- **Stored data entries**

= = =

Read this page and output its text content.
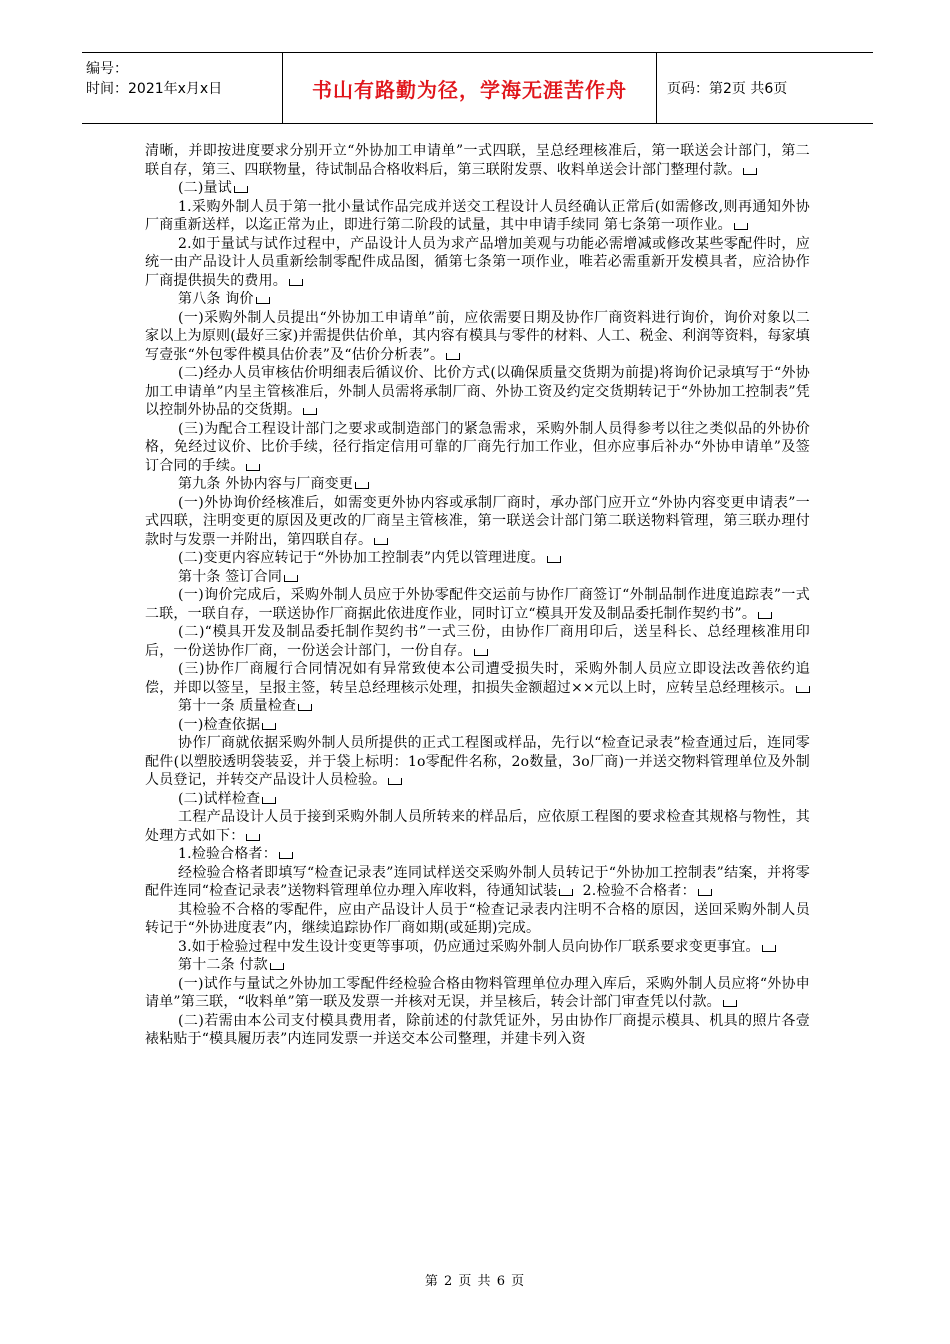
编号：
时间：2021年x月x日	书山有路勤为径，学海无涯苦作舟	页码：第2页 共6页

清晰，并即按进度要求分别开立“外协加工申请单”一式四联，呈总经理核准后，第一联送会计部门，第二联自存，第三、四联物量，待试制品合格收料后，第三联附发票、收料单送会计部门整理付款。

(二)量试

1.采购外制人员于第一批小量试作品完成并送交工程设计人员经确认正常后(如需修改,则再通知外协厂商重新送样，以迄正常为止，即进行第二阶段的试量，其中申请手续同 第七条第一项作业。

2.如于量试与试作过程中，产品设计人员为求产品增加美观与功能必需增减或修改某些零配件时，应统一由产品设计人员重新绘制零配件成品图，循第七条第一项作业，唯若必需重新开发模具者，应洽协作厂商提供损失的费用。

第八条 询价

(一)采购外制人员提出“外协加工申请单”前，应依需要日期及协作厂商资料进行询价，询价对象以二家以上为原则(最好三家)并需提供估价单，其内容有模具与零件的材料、人工、税金、利润等资料，每家填写壹张“外包零件模具估价表”及“估价分析表”。

(二)经办人员审核估价明细表后循议价、比价方式(以确保质量交货期为前提)将询价记录填写于“外协加工申请单”内呈主管核准后，外制人员需将承制厂商、外协工资及约定交货期转记于“外协加工控制表”凭以控制外协品的交货期。

(三)为配合工程设计部门之要求或制造部门的紧急需求，采购外制人员得参考以往之类似品的外协价格，免经过议价、比价手续，径行指定信用可靠的厂商先行加工作业，但亦应事后补办“外协申请单”及签订合同的手续。

第九条 外协内容与厂商变更

(一)外协询价经核准后，如需变更外协内容或承制厂商时，承办部门应开立“外协内容变更申请表”一式四联，注明变更的原因及更改的厂商呈主管核准，第一联送会计部门第二联送物料管理，第三联办理付款时与发票一并附出，第四联自存。

(二)变更内容应转记于“外协加工控制表”内凭以管理进度。

第十条 签订合同

(一)询价完成后，采购外制人员应于外协零配件交运前与协作厂商签订“外制品制作进度追踪表”一式二联，一联自存，一联送协作厂商据此依进度作业，同时订立“模具开发及制品委托制作契约书”。

(二)“模具开发及制品委托制作契约书”一式三份，由协作厂商用印后，送呈科长、总经理核准用印后，一份送协作厂商，一份送会计部门，一份自存。

(三)协作厂商履行合同情况如有异常致使本公司遭受损失时，采购外制人员应立即设法改善依约追偿，并即以签呈，呈报主签，转呈总经理核示处理，扣损失金额超过××元以上时，应转呈总经理核示。

第十一条 质量检查

(一)检查依据

协作厂商就依据采购外制人员所提供的正式工程图或样品，先行以“检查记录表”检查通过后，连同零配件(以塑胶透明袋装妥，并于袋上标明：1o零配件名称，2o数量，3o厂商)一并送交物料管理单位及外制人员登记，并转交产品设计人员检验。

(二)试样检查

工程产品设计人员于接到采购外制人员所转来的样品后，应依原工程图的要求检查其规格与物性，其处理方式如下：

1.检验合格者：

经检验合格者即填写“检查记录表”连同试样送交采购外制人员转记于“外协加工控制表”结案，并将零配件连同“检查记录表”送物料管理单位办理入库收料，待通知试装 2.检验不合格者：

其检验不合格的零配件，应由产品设计人员于“检查记录表内注明不合格的原因，送回采购外制人员转记于“外协进度表”内，继续追踪协作厂商如期(或延期)完成。

3.如于检验过程中发生设计变更等事项，仍应通过采购外制人员向协作厂联系要求变更事宜。

第十二条 付款

(一)试作与量试之外协加工零配件经检验合格由物料管理单位办理入库后，采购外制人员应将“外协申请单”第三联，“收料单”第一联及发票一并核对无误，并呈核后，转会计部门审查凭以付款。

(二)若需由本公司支付模具费用者，除前述的付款凭证外，另由协作厂商提示模具、机具的照片各壹裱粘贴于“模具履历表”内连同发票一并送交本公司整理，并建卡列入资

第 2 页 共 6 页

= = =

- **Given problem**
Check each line above for the word "模具开发及制品委托制作契约书", and copy the lines where it appears.

- **Result for this task**
(一)询价完成后，采购外制人员应于外协零配件交运前与协作厂商签订“外制品制作进度追踪表”一式二联，一联自存，一联送协作厂商据此依进度作业，同时订立“模具开发及制品委托制作契约书”。
(二)“模具开发及制品委托制作契约书”一式三份，由协作厂商用印后，送呈科长、总经理核准用印后，一份送协作厂商，一份送会计部门，一份自存。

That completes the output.